* **DOCUMENT TEXT**:
The Gaza Strip may already be "unlivable", a United Nations official warned Tuesday, after a decade of Hamas rule.
Robert Piper, the UN's top humanitarian official in the Palestinian territories, told AFP in an interview to mark a new report on living conditions in Gaza all the "indicators are going in the wrong direction". "We predicted some years ago that Gaza would fast become unlivable on a host of indicators and that deadline is actually approaching even faster than we predicted -- from health access, to energy to water," he said.
A 2012 UN report predicted the Palestinian enclave would be "unlivable" by 2020 if nothing was done to ease the blockade. Piper pointed out that power supplies were down to as little as two hours a day in Gaza, where medical care had been slashed and youth unemployment was over 60 percent.

* **ASSIGNMENT A**: Copy the Gaza report from "Robert Piper, the" to "over 60 percent.", but switch "blockade" to "closure".
* **ASSIGNMENT B**: Pick up the Gaza report after its last sentence and keep writing it.

* **DATA SHOWN**:
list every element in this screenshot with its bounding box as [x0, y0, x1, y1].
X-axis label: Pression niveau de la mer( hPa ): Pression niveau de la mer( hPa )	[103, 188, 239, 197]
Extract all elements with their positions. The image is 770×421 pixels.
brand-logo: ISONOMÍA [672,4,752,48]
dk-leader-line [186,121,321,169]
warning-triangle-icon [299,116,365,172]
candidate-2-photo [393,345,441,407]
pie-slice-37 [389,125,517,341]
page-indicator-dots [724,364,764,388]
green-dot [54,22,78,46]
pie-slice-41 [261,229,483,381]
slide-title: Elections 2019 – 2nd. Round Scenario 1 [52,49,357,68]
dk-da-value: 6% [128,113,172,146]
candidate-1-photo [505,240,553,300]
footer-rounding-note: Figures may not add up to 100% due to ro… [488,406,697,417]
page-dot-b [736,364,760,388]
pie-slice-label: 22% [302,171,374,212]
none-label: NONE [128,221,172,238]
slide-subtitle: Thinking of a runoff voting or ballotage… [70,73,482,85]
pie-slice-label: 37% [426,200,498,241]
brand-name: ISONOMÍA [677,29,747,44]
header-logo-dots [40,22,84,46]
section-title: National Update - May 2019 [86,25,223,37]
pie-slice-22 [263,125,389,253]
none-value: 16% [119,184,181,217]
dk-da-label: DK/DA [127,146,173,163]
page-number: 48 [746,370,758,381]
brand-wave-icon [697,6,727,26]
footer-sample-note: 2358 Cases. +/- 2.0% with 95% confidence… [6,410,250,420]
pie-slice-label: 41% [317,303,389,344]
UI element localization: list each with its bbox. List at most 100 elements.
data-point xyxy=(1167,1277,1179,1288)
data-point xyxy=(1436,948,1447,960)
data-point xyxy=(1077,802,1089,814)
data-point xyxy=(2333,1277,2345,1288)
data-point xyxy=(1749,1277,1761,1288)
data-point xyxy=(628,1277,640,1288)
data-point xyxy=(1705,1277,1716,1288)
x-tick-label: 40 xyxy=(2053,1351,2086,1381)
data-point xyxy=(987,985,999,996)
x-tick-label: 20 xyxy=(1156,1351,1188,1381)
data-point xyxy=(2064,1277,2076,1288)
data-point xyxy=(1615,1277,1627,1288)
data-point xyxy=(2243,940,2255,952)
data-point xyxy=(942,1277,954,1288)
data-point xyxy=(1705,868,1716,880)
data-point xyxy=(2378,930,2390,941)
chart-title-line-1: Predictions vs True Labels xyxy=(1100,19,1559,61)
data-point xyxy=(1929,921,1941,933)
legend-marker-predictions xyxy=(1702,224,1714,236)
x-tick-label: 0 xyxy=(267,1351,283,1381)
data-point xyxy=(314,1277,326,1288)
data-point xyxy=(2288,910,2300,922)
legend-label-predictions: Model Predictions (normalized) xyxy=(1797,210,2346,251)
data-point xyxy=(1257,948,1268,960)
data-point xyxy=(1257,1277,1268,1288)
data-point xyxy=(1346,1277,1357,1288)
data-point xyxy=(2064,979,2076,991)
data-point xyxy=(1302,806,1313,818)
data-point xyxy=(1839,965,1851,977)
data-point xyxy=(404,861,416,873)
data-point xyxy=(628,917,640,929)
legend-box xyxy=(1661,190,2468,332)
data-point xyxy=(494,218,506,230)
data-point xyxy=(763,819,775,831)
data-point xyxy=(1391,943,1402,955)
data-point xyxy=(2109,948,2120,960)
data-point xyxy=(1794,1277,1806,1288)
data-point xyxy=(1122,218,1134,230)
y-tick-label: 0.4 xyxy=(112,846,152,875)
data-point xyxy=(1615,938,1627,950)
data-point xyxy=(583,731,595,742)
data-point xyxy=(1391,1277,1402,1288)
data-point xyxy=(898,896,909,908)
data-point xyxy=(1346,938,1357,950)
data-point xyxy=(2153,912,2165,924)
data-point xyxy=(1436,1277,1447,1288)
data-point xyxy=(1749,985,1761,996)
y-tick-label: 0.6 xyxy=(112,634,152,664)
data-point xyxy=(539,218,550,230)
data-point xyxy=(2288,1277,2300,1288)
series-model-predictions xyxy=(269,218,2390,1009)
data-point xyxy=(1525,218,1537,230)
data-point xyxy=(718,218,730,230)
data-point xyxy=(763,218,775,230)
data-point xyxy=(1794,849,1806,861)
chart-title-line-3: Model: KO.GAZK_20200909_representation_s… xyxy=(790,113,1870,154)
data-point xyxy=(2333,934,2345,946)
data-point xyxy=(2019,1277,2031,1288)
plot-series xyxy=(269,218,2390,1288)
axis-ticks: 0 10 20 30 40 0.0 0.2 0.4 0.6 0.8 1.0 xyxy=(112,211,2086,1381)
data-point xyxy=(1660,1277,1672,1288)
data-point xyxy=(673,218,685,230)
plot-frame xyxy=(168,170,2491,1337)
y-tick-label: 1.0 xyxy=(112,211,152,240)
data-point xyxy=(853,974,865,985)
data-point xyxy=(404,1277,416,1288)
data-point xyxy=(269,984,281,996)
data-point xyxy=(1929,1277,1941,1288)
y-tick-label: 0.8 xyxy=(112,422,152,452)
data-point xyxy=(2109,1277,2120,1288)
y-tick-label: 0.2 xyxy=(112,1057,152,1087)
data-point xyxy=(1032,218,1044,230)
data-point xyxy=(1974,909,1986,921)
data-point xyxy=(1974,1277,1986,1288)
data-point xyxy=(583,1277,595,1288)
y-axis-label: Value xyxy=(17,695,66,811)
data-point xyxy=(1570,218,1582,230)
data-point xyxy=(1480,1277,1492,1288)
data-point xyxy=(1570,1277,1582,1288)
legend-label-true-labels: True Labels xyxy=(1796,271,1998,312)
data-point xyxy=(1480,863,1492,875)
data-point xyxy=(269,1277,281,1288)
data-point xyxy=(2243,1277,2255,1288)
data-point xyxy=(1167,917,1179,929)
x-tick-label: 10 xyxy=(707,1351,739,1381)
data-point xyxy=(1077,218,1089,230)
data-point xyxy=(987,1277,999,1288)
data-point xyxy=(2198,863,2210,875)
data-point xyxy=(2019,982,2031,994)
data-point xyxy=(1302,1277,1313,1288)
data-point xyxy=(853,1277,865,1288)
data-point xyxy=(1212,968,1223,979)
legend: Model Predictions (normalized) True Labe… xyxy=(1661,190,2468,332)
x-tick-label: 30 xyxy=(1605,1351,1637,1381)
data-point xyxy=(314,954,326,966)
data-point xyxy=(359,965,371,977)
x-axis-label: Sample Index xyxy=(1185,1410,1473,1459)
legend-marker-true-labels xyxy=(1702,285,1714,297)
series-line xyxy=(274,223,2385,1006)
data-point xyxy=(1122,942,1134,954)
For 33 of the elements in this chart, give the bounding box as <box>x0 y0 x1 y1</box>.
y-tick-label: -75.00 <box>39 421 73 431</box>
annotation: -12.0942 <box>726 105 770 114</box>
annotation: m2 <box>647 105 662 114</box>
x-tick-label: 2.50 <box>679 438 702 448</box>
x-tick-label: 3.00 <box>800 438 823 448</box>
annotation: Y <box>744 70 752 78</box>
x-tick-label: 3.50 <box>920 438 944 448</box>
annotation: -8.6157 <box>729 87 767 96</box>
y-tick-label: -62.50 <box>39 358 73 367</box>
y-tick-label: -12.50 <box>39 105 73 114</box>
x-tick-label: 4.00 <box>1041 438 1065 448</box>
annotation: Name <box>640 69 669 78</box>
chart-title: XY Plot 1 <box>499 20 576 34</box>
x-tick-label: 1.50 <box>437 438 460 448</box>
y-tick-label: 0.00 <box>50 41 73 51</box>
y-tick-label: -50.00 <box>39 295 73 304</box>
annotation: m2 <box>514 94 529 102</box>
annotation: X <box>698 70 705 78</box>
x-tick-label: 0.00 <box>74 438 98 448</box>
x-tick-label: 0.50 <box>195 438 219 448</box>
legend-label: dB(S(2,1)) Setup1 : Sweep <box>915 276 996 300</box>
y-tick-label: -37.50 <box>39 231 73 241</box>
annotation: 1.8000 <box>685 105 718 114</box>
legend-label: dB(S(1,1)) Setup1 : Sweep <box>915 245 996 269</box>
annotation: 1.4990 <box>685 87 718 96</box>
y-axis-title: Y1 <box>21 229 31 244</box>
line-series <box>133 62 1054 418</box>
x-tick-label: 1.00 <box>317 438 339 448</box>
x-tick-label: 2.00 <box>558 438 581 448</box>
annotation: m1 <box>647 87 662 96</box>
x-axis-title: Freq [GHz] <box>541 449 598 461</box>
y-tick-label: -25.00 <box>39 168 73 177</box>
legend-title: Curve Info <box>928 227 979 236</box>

* **EXERCISE OUTPUT A**:
Robert Piper, the UN's top humanitarian official in the Palestinian territories, told AFP in an interview to mark a new report on living conditions in Gaza all the "indicators are going in the wrong direction". "We predicted some years ago that Gaza would fast become unlivable on a host of indicators and that deadline is actually approaching even faster than we predicted -- from health access, to energy to water," he said.
A 2012 UN report predicted the Palestinian enclave would be "unlivable" by 2020 if nothing was done to ease the closure. Piper pointed out that power supplies were down to as little as two hours a day in Gaza, where medical care had been slashed and youth unemployment was over 60 percent.

* **EXERCISE OUTPUT B**:
In such circumstances "for most of us that unlivability point has already been passed", he said.
Since 2013 Egypt, the only other country besides Israel with which Gaza shares a border, has largely closed off its crossing and destroyed hundreds of smuggling tunnels that allegedly provided a vital lifeline for the economy while also being used by Hamas to smuggle weapons.
The new UN report, "Gaza -- Ten Years Later," says more than 95 percent of Gaza's water is now unfit for drinking, while electricity supplies have
reached critical levels in recent months -- falling to only a few hours a day.